Written request
From the entries below, extract every line that includes the word "ayrintiyayinlari".

━━ Material for this exercise

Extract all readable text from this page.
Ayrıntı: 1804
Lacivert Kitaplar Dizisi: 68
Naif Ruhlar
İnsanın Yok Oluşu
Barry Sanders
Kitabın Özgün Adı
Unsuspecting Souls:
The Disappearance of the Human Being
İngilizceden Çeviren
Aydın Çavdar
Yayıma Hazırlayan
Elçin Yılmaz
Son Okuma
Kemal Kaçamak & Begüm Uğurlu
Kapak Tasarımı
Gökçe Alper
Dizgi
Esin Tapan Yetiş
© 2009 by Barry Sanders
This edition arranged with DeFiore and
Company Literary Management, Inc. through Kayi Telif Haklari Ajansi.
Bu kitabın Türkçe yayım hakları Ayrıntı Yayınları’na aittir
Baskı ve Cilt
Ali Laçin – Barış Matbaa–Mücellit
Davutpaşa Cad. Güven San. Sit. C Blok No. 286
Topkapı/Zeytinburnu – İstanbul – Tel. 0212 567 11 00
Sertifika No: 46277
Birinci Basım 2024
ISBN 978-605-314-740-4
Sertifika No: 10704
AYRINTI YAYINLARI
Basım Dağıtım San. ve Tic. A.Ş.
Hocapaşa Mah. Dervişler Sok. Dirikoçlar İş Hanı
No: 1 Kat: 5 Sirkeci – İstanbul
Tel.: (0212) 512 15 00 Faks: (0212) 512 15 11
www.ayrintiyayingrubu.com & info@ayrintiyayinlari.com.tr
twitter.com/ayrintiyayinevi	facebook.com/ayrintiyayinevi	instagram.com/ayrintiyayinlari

━━━━

Task answer
www.ayrintiyayingrubu.com & info@ayrintiyayinlari.com.tr
twitter.com/ayrintiyayinevi	facebook.com/ayrintiyayinevi	instagram.com/ayrintiyayinlari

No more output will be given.